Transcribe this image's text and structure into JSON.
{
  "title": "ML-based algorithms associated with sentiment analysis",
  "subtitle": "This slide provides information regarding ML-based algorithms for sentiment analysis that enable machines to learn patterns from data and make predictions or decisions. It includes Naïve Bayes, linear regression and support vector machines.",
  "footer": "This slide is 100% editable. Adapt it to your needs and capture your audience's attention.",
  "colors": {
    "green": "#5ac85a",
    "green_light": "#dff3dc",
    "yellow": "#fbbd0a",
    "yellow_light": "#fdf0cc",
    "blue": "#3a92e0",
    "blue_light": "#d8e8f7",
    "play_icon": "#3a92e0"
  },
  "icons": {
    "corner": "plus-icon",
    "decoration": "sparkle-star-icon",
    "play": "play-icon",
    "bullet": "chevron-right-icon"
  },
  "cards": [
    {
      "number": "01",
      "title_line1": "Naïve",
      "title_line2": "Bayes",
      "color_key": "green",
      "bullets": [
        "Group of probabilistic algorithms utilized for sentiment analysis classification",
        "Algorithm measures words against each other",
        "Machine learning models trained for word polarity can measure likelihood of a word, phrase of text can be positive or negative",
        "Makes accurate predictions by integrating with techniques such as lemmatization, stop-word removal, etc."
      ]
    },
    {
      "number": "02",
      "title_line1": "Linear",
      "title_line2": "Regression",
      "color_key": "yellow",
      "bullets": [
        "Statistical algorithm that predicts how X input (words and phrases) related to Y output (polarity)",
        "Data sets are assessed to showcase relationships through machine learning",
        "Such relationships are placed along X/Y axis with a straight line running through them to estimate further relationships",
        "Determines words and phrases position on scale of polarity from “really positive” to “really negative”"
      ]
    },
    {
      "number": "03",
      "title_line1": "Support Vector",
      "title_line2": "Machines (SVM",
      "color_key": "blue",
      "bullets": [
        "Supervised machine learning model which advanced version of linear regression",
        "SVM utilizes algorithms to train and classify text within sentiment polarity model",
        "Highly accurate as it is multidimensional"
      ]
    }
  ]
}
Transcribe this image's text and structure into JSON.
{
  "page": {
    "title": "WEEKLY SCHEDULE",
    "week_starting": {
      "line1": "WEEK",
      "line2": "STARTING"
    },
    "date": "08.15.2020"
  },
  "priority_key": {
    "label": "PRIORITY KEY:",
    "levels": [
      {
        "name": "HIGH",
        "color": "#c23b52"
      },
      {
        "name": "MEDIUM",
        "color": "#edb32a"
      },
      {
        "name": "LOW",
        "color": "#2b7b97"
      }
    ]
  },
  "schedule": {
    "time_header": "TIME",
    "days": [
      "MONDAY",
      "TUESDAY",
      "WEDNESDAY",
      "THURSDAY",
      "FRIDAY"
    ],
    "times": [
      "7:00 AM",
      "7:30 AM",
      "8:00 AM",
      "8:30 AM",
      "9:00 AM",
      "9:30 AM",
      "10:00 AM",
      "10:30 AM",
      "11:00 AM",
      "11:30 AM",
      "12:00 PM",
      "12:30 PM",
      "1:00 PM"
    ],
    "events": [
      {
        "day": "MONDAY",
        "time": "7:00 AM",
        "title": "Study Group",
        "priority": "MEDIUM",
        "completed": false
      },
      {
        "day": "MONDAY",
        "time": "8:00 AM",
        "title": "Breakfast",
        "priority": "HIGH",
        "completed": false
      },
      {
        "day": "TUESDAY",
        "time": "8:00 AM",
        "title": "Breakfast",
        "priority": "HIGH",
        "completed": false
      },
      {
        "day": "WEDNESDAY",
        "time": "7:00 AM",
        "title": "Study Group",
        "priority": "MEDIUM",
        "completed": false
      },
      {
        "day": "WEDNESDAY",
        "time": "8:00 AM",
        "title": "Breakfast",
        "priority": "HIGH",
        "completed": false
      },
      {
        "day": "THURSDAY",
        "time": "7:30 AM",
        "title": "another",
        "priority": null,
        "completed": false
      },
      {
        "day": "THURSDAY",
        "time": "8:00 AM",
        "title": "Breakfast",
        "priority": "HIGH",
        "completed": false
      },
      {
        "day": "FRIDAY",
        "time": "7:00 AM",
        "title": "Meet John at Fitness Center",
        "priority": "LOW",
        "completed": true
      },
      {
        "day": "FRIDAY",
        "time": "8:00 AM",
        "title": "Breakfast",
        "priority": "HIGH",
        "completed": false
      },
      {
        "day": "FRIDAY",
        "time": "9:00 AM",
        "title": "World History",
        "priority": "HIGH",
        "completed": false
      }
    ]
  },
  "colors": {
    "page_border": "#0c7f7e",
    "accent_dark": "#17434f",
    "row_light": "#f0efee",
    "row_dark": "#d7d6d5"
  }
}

_ _ _ _ _ _ _

> **TASK DESCRIPTION**: Take the entries and copy them out exactly.

> **TASK RESULT**:
Transcribe this image's text and structure into JSON.
{
  "title": "ML-based algorithms associated with sentiment analysis",
  "subtitle": "This slide provides information regarding ML-based algorithms for sentiment analysis that enable machines to learn patterns from data and make predictions or decisions. It includes Naïve Bayes, linear regression and support vector machines.",
  "footer": "This slide is 100% editable. Adapt it to your needs and capture your audience's attention.",
  "colors": {
    "green": "#5ac85a",
    "green_light": "#dff3dc",
    "yellow": "#fbbd0a",
    "yellow_light": "#fdf0cc",
    "blue": "#3a92e0",
    "blue_light": "#d8e8f7",
    "play_icon": "#3a92e0"
  },
  "icons": {
    "corner": "plus-icon",
    "decoration": "sparkle-star-icon",
    "play": "play-icon",
    "bullet": "chevron-right-icon"
  },
  "cards": [
    {
      "number": "01",
      "title_line1": "Naïve",
      "title_line2": "Bayes",
      "color_key": "green",
      "bullets": [
        "Group of probabilistic algorithms utilized for sentiment analysis classification",
        "Algorithm measures words against each other",
        "Machine learning models trained for word polarity can measure likelihood of a word, phrase of text can be positive or negative",
        "Makes accurate predictions by integrating with techniques such as lemmatization, stop-word removal, etc."
      ]
    },
    {
      "number": "02",
      "title_line1": "Linear",
      "title_line2": "Regression",
      "color_key": "yellow",
      "bullets": [
        "Statistical algorithm that predicts how X input (words and phrases) related to Y output (polarity)",
        "Data sets are assessed to showcase relationships through machine learning",
        "Such relationships are placed along X/Y axis with a straight line running through them to estimate further relationships",
        "Determines words and phrases position on scale of polarity from “really positive” to “really negative”"
      ]
    },
    {
      "number": "03",
      "title_line1": "Support Vector",
      "title_line2": "Machines (SVM",
      "color_key": "blue",
      "bullets": [
        "Supervised machine learning model which advanced version of linear regression",
        "SVM utilizes algorithms to train and classify text within sentiment polarity model",
        "Highly accurate as it is multidimensional"
      ]
    }
  ]
}
Transcribe this image's text and structure into JSON.
{
  "page": {
    "title": "WEEKLY SCHEDULE",
    "week_starting": {
      "line1": "WEEK",
      "line2": "STARTING"
    },
    "date": "08.15.2020"
  },
  "priority_key": {
    "label": "PRIORITY KEY:",
    "levels": [
      {
        "name": "HIGH",
        "color": "#c23b52"
      },
      {
        "name": "MEDIUM",
        "color": "#edb32a"
      },
      {
        "name": "LOW",
        "color": "#2b7b97"
      }
    ]
  },
  "schedule": {
    "time_header": "TIME",
    "days": [
      "MONDAY",
      "TUESDAY",
      "WEDNESDAY",
      "THURSDAY",
      "FRIDAY"
    ],
    "times": [
      "7:00 AM",
      "7:30 AM",
      "8:00 AM",
      "8:30 AM",
      "9:00 AM",
      "9:30 AM",
      "10:00 AM",
      "10:30 AM",
      "11:00 AM",
      "11:30 AM",
      "12:00 PM",
      "12:30 PM",
      "1:00 PM"
    ],
    "events": [
      {
        "day": "MONDAY",
        "time": "7:00 AM",
        "title": "Study Group",
        "priority": "MEDIUM",
        "completed": false
      },
      {
        "day": "MONDAY",
        "time": "8:00 AM",
        "title": "Breakfast",
        "priority": "HIGH",
        "completed": false
      },
      {
        "day": "TUESDAY",
        "time": "8:00 AM",
        "title": "Breakfast",
        "priority": "HIGH",
        "completed": false
      },
      {
        "day": "WEDNESDAY",
        "time": "7:00 AM",
        "title": "Study Group",
        "priority": "MEDIUM",
        "completed": false
      },
      {
        "day": "WEDNESDAY",
        "time": "8:00 AM",
        "title": "Breakfast",
        "priority": "HIGH",
        "completed": false
      },
      {
        "day": "THURSDAY",
        "time": "7:30 AM",
        "title": "another",
        "priority": null,
        "completed": false
      },
      {
        "day": "THURSDAY",
        "time": "8:00 AM",
        "title": "Breakfast",
        "priority": "HIGH",
        "completed": false
      },
      {
        "day": "FRIDAY",
        "time": "7:00 AM",
        "title": "Meet John at Fitness Center",
        "priority": "LOW",
        "completed": true
      },
      {
        "day": "FRIDAY",
        "time": "8:00 AM",
        "title": "Breakfast",
        "priority": "HIGH",
        "completed": false
      },
      {
        "day": "FRIDAY",
        "time": "9:00 AM",
        "title": "World History",
        "priority": "HIGH",
        "completed": false
      }
    ]
  },
  "colors": {
    "page_border": "#0c7f7e",
    "accent_dark": "#17434f",
    "row_light": "#f0efee",
    "row_dark": "#d7d6d5"
  }
}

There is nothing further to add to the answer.